WHAT YOU WILL DO: In the listing below, locate the lines bearing the word "Prušánky". Copy every one of them.

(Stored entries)
%%
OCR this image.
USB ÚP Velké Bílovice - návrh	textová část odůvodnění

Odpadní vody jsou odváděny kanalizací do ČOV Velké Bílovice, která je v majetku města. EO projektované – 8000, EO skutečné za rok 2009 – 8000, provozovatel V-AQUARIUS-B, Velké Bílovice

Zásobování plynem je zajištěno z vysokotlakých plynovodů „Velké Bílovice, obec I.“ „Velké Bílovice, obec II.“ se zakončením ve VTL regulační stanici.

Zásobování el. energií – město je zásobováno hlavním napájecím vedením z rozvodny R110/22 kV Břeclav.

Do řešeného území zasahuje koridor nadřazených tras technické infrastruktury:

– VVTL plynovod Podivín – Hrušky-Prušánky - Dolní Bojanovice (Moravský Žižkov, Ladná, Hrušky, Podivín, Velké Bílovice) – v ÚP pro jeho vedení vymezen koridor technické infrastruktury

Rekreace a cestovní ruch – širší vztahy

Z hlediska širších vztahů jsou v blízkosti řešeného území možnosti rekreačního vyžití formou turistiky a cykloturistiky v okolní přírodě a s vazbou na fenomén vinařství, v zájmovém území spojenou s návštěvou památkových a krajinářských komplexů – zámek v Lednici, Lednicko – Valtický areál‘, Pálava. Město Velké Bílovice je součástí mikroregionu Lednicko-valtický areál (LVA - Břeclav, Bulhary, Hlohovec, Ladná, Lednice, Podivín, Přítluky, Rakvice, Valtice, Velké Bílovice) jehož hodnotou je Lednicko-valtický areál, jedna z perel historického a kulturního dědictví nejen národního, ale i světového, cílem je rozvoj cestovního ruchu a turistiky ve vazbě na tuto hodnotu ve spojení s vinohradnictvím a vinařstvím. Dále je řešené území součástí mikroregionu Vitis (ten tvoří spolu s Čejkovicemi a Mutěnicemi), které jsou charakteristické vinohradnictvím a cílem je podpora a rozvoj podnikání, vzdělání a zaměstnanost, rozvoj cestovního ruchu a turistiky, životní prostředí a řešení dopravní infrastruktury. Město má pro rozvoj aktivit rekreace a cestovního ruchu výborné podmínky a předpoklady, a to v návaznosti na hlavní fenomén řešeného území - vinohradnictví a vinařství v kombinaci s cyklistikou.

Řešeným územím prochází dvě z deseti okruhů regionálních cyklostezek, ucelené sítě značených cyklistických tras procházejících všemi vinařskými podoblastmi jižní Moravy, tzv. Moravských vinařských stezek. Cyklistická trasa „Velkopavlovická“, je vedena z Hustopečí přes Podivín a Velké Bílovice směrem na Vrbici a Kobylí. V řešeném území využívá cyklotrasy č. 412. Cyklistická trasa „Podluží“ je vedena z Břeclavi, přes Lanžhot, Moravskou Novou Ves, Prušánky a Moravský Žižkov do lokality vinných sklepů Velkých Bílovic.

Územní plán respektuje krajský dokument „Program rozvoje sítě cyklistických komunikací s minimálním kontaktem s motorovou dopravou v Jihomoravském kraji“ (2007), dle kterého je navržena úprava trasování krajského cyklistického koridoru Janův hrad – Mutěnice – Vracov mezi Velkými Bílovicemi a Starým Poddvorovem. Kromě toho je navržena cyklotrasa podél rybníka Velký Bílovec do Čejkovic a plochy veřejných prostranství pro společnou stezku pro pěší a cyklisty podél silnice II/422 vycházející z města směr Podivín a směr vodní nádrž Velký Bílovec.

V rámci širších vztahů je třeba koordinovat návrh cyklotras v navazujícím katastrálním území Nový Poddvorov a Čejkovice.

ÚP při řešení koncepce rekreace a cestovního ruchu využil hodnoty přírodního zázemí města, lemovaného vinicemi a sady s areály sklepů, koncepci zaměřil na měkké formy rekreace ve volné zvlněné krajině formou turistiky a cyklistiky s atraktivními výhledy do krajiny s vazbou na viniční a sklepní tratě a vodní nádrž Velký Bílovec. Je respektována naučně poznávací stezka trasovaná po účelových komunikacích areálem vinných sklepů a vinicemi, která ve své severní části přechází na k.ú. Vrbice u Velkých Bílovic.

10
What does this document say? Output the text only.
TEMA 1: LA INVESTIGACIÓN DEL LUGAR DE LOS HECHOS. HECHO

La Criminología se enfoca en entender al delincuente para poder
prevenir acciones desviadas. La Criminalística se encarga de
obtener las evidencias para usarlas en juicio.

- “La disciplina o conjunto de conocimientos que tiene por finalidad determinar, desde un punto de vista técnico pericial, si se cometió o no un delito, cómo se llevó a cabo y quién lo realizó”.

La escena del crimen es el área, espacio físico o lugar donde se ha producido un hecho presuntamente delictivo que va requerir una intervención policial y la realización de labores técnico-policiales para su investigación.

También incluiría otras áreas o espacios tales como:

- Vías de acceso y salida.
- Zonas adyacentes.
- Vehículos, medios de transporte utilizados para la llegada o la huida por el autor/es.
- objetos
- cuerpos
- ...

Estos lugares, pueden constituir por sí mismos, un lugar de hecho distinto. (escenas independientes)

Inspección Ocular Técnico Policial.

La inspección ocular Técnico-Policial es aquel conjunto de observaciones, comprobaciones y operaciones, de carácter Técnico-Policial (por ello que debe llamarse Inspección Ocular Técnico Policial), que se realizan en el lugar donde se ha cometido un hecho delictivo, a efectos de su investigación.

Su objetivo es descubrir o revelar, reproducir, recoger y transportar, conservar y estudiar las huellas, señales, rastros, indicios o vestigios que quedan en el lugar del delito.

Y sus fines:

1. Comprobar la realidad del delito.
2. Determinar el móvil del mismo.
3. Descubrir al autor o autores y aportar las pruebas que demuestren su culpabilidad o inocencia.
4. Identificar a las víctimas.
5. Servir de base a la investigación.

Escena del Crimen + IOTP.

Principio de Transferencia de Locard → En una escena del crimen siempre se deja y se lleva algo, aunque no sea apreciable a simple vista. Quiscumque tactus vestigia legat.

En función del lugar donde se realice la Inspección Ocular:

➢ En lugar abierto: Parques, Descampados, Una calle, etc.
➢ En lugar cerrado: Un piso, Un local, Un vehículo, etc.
%%
ANSWER FOR THIS EXERCISE:
– VVTL plynovod Podivín – Hrušky-Prušánky - Dolní Bojanovice (Moravský Žižkov, Ladná, Hrušky, Podivín, Velké Bílovice) – v ÚP pro jeho vedení vymezen koridor technické infrastruktury
Řešeným územím prochází dvě z deseti okruhů regionálních cyklostezek, ucelené sítě značených cyklistických tras procházejících všemi vinařskými podoblastmi jižní Moravy, tzv. Moravských vinařských stezek. Cyklistická trasa „Velkopavlovická“, je vedena z Hustopečí přes Podivín a Velké Bílovice směrem na Vrbici a Kobylí. V řešeném území využívá cyklotrasy č. 412. Cyklistická trasa „Podluží“ je vedena z Břeclavi, přes Lanžhot, Moravskou Novou Ves, Prušánky a Moravský Žižkov do lokality vinných sklepů Velkých Bílovic.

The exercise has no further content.